Scan the records for lines with the word "than", and copy every such line.
STUDY MATERIAL: Begin
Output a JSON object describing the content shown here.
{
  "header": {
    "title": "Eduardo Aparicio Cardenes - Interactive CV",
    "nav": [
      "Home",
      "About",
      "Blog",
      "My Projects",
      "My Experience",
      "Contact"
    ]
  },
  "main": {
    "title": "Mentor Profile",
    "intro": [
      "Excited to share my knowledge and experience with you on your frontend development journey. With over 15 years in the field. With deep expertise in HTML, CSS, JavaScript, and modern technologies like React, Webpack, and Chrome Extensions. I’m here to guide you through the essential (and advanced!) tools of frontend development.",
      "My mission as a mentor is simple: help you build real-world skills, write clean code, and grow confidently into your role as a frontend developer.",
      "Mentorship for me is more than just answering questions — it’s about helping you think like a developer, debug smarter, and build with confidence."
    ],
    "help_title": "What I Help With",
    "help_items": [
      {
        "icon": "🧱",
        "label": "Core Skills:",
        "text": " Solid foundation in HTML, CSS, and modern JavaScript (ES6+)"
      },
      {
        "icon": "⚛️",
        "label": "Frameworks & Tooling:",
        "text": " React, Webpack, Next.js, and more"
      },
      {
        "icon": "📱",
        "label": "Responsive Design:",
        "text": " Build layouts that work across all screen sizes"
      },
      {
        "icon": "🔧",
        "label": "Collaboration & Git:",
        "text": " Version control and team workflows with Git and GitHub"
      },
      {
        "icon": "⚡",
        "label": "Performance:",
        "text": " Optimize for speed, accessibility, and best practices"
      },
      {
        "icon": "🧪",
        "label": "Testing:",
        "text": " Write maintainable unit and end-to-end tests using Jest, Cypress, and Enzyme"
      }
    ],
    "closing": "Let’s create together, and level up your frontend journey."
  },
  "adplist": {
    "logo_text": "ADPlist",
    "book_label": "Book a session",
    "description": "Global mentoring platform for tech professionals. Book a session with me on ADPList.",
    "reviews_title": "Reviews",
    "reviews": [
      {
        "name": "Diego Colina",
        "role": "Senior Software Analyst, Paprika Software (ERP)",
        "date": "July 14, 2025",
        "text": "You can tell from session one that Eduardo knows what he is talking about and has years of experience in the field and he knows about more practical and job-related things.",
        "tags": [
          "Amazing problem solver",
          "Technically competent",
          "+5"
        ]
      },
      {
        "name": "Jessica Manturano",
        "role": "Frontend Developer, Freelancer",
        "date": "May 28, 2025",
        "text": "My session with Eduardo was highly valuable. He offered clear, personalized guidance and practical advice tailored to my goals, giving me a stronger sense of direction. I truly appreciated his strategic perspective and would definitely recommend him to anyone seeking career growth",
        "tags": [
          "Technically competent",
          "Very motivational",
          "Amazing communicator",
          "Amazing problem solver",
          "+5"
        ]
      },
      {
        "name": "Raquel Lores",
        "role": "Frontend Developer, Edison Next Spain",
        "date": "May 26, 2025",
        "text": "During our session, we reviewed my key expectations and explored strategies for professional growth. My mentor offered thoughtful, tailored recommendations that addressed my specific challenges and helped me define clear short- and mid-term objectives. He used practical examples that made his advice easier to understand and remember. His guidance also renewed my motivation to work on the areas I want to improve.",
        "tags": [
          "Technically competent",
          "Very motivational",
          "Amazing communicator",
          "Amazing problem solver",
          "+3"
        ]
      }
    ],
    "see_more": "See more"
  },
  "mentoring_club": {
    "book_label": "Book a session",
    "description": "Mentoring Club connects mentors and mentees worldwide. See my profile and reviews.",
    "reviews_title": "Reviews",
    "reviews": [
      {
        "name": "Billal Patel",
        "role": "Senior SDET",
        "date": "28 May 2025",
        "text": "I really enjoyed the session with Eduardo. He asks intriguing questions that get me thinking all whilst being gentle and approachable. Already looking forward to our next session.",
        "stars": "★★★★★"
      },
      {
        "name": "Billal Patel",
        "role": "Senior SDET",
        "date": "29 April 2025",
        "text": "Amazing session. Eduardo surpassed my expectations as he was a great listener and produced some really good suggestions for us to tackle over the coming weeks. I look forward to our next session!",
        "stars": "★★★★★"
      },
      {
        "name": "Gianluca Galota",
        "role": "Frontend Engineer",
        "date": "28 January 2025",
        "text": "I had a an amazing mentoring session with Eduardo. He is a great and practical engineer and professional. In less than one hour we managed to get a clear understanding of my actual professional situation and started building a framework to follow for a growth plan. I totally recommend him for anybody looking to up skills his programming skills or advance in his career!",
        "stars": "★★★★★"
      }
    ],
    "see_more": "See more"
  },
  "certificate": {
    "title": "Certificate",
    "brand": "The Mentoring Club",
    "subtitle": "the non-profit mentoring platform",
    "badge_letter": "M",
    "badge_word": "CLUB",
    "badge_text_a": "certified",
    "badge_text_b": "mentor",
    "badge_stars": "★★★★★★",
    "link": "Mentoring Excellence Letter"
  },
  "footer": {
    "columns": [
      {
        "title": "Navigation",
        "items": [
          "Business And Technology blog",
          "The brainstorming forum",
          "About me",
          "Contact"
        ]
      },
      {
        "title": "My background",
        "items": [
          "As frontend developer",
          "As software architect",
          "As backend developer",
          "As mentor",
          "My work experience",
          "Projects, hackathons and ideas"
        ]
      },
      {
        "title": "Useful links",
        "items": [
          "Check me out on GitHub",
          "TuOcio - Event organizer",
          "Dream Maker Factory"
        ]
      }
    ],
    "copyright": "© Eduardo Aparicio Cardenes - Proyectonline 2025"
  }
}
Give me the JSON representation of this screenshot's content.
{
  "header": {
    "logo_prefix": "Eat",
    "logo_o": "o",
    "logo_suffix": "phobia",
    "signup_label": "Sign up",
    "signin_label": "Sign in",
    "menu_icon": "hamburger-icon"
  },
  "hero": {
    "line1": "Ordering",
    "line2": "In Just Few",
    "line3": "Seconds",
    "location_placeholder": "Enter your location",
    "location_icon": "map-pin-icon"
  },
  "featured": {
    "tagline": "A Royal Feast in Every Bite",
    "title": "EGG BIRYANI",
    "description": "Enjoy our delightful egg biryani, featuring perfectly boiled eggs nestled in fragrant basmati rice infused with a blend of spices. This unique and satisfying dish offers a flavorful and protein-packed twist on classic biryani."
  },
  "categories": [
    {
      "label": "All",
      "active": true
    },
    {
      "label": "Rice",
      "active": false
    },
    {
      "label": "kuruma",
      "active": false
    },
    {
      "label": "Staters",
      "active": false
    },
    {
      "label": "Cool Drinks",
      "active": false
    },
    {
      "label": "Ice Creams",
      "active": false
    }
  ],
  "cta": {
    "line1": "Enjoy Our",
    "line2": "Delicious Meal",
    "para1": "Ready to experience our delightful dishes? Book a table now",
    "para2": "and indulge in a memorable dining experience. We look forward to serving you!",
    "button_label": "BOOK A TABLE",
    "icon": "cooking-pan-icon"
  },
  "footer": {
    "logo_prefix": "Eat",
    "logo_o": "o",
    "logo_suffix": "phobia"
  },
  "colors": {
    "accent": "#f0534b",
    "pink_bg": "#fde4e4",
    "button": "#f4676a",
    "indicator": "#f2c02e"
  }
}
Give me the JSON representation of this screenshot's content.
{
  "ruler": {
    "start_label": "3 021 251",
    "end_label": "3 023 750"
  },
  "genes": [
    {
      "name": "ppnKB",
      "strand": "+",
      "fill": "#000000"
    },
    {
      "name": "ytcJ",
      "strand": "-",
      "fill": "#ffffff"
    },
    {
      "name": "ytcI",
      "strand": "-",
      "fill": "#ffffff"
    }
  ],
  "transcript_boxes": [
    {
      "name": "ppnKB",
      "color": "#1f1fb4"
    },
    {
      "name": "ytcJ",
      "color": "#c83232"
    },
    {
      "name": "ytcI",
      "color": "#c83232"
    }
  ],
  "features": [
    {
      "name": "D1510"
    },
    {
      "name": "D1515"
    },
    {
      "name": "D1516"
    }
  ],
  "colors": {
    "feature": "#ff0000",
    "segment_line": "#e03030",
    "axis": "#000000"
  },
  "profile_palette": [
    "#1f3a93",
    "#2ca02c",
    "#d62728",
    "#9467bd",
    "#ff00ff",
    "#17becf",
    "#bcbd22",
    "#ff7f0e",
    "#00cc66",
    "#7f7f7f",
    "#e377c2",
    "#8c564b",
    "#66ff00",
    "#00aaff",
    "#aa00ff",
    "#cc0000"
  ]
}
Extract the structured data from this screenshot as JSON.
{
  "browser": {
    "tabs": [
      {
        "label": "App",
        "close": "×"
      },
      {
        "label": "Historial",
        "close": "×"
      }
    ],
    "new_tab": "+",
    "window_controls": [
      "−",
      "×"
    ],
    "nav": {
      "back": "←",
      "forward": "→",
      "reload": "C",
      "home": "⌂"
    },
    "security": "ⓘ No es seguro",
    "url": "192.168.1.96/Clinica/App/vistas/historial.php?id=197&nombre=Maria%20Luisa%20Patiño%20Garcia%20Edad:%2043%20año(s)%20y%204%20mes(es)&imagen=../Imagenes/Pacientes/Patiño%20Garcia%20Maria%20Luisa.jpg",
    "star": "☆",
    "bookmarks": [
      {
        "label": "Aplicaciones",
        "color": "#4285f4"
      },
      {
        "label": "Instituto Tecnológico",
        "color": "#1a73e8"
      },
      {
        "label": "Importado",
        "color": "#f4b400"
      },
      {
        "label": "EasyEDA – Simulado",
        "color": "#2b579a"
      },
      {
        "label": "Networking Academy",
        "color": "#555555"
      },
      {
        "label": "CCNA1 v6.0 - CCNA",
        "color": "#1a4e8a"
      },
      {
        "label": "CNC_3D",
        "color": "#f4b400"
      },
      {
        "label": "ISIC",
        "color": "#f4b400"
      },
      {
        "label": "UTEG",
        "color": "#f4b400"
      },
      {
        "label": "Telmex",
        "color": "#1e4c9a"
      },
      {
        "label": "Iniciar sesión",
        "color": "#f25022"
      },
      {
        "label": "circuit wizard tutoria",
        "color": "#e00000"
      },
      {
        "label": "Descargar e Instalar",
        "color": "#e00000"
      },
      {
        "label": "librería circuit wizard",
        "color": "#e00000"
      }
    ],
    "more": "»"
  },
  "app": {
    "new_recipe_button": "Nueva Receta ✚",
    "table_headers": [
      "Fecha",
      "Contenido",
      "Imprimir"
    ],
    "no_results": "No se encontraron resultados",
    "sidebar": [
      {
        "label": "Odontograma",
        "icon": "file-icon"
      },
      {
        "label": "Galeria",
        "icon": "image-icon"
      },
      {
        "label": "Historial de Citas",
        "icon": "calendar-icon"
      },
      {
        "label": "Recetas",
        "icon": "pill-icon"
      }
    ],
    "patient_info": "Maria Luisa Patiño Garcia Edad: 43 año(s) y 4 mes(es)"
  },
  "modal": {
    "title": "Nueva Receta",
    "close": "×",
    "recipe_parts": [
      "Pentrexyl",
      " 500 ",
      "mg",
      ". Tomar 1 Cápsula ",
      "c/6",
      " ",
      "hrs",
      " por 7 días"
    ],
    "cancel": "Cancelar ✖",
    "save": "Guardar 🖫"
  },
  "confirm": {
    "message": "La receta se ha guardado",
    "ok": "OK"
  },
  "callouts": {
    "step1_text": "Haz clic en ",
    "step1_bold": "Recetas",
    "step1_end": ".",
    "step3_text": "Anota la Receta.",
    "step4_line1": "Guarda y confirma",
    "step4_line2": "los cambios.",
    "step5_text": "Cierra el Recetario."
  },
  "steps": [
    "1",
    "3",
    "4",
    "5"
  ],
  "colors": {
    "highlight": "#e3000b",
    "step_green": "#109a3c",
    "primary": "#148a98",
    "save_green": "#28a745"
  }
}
STUDY MATERIAL: End
* _TASK ANSWER_
      "Mentorship for me is more than just answering questions — it’s about helping you think like a developer, debug smarter, and build with confidence."
        "text": "I had a an amazing mentoring session with Eduardo. He is a great and practical engineer and professional. In less than one hour we managed to get a clear understanding of my actual professional situation and started building a framework to follow for a growth plan. I totally recommend him for anybody looking to up skills his programming skills or advance in his career!",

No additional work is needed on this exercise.